DIRECTIONS:
Locate all lines in the data below that hold "month" and show them.
═══ RECORD EXCERPTS ═══
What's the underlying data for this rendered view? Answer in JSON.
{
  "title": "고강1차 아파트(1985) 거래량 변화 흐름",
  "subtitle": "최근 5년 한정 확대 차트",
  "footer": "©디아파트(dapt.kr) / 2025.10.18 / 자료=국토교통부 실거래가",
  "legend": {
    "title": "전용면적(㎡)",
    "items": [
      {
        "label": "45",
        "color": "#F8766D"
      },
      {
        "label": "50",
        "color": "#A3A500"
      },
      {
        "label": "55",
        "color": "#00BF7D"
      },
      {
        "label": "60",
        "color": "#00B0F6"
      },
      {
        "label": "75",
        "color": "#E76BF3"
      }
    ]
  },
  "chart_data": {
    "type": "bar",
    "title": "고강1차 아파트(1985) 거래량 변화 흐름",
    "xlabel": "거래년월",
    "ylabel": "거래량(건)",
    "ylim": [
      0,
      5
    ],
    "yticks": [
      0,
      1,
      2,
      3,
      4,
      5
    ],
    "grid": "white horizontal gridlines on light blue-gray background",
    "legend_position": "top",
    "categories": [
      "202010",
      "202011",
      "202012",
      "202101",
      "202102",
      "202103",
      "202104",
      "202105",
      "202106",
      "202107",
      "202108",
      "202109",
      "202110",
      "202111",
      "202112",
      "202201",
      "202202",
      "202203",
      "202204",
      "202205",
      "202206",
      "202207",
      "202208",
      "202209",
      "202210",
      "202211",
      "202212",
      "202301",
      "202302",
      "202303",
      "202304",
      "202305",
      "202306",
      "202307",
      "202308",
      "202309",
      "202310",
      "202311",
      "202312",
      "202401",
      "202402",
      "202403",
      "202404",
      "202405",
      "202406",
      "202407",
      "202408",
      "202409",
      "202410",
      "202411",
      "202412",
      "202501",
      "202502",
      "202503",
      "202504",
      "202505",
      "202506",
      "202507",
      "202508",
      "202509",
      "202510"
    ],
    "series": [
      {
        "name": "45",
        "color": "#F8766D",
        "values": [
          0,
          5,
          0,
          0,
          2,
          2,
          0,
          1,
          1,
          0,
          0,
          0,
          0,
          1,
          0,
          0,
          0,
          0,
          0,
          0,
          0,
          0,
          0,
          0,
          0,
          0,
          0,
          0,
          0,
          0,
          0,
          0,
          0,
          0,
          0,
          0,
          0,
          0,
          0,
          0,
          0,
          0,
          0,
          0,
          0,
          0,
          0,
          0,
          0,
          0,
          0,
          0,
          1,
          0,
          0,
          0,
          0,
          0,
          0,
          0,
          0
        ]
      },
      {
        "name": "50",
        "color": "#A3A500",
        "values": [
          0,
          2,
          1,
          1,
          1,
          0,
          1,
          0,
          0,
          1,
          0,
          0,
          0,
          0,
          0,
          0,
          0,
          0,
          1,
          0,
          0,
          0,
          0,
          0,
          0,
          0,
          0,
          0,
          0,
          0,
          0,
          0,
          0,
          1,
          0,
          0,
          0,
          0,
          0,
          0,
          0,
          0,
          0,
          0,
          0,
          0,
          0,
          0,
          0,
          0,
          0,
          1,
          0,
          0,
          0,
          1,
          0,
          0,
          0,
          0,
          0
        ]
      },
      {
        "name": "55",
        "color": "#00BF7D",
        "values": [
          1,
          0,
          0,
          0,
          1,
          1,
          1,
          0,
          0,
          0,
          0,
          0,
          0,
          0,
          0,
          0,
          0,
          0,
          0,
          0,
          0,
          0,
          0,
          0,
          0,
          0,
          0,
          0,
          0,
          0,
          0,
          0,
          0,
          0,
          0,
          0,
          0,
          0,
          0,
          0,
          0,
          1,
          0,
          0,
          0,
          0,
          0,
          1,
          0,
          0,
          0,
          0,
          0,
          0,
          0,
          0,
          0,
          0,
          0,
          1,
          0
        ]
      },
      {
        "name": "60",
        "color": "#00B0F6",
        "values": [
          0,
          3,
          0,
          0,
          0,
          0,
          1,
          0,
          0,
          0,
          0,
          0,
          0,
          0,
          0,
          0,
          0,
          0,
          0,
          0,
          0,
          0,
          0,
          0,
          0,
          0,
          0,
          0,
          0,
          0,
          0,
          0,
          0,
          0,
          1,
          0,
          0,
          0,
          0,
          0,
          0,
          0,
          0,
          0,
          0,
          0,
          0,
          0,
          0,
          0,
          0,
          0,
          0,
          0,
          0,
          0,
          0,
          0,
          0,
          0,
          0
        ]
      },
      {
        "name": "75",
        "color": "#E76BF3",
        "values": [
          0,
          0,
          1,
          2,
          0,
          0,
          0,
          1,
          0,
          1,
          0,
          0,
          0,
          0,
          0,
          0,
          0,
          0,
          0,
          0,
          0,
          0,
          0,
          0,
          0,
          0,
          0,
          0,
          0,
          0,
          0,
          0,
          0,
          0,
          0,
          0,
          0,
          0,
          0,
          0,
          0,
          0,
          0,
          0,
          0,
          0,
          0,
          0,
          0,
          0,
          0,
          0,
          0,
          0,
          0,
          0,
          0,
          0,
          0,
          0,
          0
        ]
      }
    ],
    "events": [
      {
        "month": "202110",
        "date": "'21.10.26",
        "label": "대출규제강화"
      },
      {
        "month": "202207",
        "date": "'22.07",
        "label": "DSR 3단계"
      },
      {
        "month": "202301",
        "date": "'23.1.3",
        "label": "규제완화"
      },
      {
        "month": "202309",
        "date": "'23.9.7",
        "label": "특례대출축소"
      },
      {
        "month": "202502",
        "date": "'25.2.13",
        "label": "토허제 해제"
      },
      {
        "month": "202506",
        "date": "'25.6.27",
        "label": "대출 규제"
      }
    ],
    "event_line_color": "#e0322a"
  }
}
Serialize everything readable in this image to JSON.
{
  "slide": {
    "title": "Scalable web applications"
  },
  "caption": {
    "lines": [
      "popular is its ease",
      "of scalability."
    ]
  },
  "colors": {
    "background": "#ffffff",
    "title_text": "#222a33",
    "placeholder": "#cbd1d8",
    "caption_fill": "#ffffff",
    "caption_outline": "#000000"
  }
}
═══
RESPONSE:
        "month": "202110",
        "month": "202207",
        "month": "202301",
        "month": "202309",
        "month": "202502",
        "month": "202506",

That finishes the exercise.